(Data entries)

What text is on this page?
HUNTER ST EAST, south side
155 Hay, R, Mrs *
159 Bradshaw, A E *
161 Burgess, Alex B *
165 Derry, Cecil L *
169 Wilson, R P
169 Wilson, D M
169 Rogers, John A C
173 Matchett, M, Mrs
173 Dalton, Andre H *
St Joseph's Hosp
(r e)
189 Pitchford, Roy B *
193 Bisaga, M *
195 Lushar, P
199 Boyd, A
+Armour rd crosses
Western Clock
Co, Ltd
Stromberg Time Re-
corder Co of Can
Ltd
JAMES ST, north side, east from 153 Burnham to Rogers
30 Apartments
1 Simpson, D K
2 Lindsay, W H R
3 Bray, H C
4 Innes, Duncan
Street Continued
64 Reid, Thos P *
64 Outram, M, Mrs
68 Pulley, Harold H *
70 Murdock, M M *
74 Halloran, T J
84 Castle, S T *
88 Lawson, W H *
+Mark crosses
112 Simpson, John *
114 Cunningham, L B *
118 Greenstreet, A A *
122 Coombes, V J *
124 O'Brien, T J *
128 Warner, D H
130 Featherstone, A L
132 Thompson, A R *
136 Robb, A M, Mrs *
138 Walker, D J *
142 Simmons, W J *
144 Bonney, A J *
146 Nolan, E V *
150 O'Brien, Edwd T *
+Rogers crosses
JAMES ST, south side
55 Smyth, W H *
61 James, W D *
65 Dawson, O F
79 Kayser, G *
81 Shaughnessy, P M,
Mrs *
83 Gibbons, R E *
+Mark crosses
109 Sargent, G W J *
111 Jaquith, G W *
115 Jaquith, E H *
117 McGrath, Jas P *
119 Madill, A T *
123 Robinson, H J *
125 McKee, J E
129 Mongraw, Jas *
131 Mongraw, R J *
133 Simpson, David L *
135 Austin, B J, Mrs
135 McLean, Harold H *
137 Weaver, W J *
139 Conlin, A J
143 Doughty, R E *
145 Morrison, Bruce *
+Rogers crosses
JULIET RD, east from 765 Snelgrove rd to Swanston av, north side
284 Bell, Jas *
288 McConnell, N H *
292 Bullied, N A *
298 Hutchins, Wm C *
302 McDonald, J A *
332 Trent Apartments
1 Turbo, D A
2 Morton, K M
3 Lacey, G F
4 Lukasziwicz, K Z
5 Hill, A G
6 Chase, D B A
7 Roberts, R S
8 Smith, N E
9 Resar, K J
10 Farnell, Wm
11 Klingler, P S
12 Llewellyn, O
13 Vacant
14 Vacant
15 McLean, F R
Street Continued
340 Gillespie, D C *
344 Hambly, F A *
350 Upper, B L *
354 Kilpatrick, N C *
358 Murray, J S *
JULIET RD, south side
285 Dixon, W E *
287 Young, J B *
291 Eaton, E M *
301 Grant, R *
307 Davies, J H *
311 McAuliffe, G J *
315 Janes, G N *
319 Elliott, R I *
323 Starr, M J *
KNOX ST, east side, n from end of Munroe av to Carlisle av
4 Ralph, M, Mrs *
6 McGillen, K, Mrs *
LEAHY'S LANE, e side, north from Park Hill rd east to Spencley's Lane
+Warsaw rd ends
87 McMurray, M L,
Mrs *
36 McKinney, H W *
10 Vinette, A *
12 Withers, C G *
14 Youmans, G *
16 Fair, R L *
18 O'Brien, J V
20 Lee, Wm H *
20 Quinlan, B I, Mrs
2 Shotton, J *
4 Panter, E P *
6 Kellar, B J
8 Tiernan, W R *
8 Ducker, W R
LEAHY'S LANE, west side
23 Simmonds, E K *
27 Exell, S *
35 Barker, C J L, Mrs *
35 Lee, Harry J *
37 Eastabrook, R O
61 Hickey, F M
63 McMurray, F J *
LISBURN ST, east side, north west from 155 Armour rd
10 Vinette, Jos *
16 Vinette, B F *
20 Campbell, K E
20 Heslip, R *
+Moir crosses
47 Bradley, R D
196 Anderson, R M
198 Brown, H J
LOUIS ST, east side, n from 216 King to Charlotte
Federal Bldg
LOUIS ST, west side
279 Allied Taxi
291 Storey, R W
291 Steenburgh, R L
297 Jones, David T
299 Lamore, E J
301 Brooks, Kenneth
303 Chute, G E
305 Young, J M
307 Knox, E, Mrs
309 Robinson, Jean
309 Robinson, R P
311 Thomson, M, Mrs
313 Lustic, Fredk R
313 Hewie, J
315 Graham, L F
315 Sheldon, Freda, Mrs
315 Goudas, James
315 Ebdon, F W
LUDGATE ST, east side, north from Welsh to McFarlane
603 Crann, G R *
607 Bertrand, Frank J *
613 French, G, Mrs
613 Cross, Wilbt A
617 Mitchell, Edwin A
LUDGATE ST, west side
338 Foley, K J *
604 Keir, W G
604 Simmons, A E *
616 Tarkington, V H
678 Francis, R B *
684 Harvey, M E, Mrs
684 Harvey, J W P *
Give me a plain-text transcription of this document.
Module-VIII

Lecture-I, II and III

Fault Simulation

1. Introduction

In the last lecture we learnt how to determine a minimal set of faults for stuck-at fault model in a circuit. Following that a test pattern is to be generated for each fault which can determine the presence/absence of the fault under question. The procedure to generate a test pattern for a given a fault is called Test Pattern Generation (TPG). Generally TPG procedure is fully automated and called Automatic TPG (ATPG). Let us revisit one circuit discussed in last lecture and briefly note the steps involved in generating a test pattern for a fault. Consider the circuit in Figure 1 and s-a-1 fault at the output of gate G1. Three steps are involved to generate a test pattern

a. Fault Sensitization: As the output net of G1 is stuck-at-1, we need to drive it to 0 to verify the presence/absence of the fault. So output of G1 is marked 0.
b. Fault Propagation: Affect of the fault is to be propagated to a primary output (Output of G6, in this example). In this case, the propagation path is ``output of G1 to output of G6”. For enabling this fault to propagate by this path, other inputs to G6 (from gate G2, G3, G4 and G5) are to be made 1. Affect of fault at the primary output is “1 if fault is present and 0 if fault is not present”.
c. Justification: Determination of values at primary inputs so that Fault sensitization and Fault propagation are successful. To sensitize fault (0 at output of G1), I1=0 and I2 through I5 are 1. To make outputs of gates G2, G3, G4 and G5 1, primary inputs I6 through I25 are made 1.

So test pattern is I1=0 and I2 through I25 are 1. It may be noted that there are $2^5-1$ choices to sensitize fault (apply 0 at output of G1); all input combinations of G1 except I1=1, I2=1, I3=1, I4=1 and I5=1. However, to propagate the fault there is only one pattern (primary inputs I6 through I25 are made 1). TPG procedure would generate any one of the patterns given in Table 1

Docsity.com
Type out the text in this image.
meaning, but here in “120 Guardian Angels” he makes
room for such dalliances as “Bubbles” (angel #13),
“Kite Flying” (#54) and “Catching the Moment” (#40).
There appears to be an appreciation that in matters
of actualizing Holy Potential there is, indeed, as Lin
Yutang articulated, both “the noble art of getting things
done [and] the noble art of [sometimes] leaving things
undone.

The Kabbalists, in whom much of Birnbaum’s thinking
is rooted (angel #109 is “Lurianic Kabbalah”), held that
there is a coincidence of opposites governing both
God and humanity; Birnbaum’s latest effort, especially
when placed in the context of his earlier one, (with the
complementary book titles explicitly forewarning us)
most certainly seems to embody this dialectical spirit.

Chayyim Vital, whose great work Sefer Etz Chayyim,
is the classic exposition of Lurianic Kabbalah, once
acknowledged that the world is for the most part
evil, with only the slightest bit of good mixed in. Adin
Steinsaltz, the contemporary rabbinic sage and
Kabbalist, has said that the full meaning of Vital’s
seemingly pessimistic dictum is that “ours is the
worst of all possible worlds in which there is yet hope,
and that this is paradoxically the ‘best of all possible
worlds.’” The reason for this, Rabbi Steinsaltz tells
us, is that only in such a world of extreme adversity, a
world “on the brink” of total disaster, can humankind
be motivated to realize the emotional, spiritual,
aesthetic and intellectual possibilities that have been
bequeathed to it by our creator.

**Written instruction**
Pull out every line of the records that includes the string "such".

**Exercise output**
room for such dalliances as “Bubbles” (angel #13),
us, is that only in such a world of extreme adversity, a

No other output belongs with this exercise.